Ausgewählter Auszug:
# # #
Kein Wunder, dass wir als Schüler die Jugendmetropole Amsterdam gerne am Wochenende aufsuchten. Fußball à la Oranje bedeutete auch lange Haare und das Trikot über der Hose, und Johan Cruyff hätte unsere Lehranstalt sicherlich nicht nur fußballerisch bereichert.
Seinen politisch bedeutendsten Auftritt zelebrierte Cruyff am 17. Februar 1974 im Estadio Bernabéu zu Madrid, als er den FC Barcelona zu einem furiosen 5:0-Sieg über Real, das ‚Regime-Team’, führte. Für Millionen Spanier und Katalanen war dieser Tag der Anfang vom Ende der Franco-Diktatur. In Barcelona erlangte Cruyff durch dieses Spiel den Status eines Heiligen – bei mir ebenfalls. Cruyff schlug auch Marx, Lenin und Che Guevara um Längen. Libuda mag Gott umdribbelt haben (,Keiner kommt an Gott vorbei – außer Libuda‘), aber Cruyff ließ sogar Marx stehen.“
De facto war natürlich alles anders. Politisch war Cruyff eher konservativ. Ein Revolutionär war er nur auf dem Fußballfeld und wenn es um eine angemessene Bezahlung der zunächst von den Verbänden und Vereinen ausgenutzten Fußballprofis ging.
*****
Als ich Freunden und Kollegen über mein Vorhaben eines Buches über Johan Cruyff erzählte, waren die Reaktionen geteilt. Die einen waren begeistert, erinnerten sich an die WM 1974 und an das „Dream-Team“ des FC Barcelona von 1992. Die anderen, und das waren nicht wenige, sahen Cruyff vor allem als ein „arrogantes, selbstgerechtes und geldgieriges Arschloch“ und „permanenten Nörgler“. Mein wesentliches Motiv für dieses Buch war das Gefühl, dass Johan Cruyff anders ist als die anderen ehemaligen Weltklassefußballer, die mit ihm in einem Atemzug erwähnt werden. Anders als Alfredo Di Stéfano, Franz Beckenbauer, Pelé oder Diego Maradona.
# # #
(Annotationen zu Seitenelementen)
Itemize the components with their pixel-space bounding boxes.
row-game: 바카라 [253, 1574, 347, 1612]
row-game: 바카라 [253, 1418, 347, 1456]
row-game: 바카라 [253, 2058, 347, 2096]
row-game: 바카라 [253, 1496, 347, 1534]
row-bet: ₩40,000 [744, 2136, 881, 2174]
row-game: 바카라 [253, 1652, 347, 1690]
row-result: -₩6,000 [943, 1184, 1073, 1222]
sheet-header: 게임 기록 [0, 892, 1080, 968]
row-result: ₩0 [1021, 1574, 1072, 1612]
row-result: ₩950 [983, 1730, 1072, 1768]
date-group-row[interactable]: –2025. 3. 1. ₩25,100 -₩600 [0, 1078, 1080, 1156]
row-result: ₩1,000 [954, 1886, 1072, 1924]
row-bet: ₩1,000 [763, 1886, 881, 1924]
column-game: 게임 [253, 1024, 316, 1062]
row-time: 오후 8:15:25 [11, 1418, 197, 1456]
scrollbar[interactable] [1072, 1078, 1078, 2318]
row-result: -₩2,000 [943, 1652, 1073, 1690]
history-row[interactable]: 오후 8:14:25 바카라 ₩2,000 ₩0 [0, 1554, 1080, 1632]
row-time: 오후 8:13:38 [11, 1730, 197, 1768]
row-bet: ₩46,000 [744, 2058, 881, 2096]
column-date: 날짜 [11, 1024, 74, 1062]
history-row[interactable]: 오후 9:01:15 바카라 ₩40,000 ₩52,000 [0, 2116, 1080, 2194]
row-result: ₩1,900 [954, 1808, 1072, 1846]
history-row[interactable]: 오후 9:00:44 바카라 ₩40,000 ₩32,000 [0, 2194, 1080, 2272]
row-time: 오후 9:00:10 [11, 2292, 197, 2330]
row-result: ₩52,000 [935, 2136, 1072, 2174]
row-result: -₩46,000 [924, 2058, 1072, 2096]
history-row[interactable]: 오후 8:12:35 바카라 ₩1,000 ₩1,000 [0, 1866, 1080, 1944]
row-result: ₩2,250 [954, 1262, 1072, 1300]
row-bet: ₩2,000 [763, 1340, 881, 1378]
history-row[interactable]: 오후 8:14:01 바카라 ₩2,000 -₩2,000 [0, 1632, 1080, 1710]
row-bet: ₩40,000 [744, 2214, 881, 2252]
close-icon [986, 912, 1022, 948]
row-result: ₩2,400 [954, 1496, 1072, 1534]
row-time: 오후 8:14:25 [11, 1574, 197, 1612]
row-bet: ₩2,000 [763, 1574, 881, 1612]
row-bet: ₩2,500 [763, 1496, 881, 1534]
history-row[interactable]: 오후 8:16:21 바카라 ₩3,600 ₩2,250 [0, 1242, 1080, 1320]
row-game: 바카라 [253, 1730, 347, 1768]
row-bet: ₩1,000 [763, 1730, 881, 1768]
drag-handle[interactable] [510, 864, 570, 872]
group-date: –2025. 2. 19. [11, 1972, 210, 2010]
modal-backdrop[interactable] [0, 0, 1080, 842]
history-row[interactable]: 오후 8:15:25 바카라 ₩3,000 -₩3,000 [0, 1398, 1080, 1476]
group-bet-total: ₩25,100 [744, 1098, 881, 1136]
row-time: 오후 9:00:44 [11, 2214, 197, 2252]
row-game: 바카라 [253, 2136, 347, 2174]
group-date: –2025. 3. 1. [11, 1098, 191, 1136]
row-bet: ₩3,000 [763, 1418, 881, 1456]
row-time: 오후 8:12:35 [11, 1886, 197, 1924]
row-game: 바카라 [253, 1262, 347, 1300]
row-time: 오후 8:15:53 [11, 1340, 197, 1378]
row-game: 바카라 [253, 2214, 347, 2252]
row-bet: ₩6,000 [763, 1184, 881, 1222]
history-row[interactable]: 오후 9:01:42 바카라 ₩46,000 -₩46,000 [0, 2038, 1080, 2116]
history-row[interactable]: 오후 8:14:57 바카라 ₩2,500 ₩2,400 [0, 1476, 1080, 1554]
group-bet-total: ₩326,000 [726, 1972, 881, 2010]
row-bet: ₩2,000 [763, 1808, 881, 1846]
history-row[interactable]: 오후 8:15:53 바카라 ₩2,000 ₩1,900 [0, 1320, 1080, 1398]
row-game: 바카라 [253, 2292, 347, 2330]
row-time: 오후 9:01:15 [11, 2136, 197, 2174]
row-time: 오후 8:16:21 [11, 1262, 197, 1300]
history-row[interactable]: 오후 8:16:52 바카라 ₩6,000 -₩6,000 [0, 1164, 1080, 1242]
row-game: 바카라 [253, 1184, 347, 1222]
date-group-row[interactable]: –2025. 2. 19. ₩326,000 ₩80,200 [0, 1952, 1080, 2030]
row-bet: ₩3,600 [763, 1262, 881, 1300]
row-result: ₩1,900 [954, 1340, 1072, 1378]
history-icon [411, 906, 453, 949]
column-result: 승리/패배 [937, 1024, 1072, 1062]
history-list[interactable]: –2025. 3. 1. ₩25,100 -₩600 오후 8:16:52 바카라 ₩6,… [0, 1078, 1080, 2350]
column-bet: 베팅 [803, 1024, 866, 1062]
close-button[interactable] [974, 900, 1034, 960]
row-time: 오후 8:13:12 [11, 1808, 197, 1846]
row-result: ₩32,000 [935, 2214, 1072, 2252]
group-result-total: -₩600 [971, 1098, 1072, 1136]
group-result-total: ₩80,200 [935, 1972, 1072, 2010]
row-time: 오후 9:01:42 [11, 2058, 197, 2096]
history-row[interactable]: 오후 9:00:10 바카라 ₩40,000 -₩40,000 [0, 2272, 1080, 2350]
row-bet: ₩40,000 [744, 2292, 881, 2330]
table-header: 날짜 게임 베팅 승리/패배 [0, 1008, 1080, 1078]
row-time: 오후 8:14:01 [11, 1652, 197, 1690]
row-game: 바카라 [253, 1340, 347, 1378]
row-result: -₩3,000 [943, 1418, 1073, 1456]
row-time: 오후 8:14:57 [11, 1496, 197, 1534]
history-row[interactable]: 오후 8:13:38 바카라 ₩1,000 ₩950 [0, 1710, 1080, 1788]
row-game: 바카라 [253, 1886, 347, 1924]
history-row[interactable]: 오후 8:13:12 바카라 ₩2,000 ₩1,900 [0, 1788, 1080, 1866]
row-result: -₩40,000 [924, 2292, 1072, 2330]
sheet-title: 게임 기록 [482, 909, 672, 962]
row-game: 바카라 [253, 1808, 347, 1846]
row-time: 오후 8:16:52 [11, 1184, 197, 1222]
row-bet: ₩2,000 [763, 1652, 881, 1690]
# # #
Schriftliche Aufgabe 1: Erkläre in ein bis drei Sätzen, wodurch Cruyff laut dem Auszug über Johan Cruyff in Barcelona den Status eines Heiligen erlangte.
Schriftliche Aufgabe 2: Greif den Auszug über Johan Cruyff auf und schreib ihn ab seinem letzten Satz weiter.
Die Einträge spielen dafür keine Rolle.

Ergebnis 1: Er führte den FC Barcelona am 17. Februar 1974 im Estadio Bernabéu zu Madrid zu einem 5:0-Sieg über Real, das „Regime-Team“. Für Millionen Spanier und Katalanen war dieser Tag der Anfang vom Ende der Franco-Diktatur.

Ergebnis 2:
Denn Johan Cruyff hat mehr als nur großartige und erinnerungswürdige Auftritte hinterlassen. Cruyff hat die Entwicklung des Weltfußballs beeinflusst wie kein anderer der ehemaligen Großen. Er steht für eine bestimmte Idee vom Fußballspiel, eine höchst attraktive noch dazu. Diese hat ihren Ursprung im „Fußball total“ des Trainers Rinus Michels, der vielleicht letzten großen taktischen Revolution im Weltfußball. Viele Dinge, die heute im Fußball selbstverständlich sind, wie angreifende Verteidiger, Positionsspiel, Pressing und ein mitspielender Torwart, wurden in den Jahren 1965 bis 1974 eingeführt.
Michels „Fußball total“ konnte aber nur funktionieren, faszinieren und zur Nachahmung animieren, weil ihm mit Johan Cruyff ein Spieler zur Verfügung stand, der ein „totaler Fußballer“ und spielender Trainer war.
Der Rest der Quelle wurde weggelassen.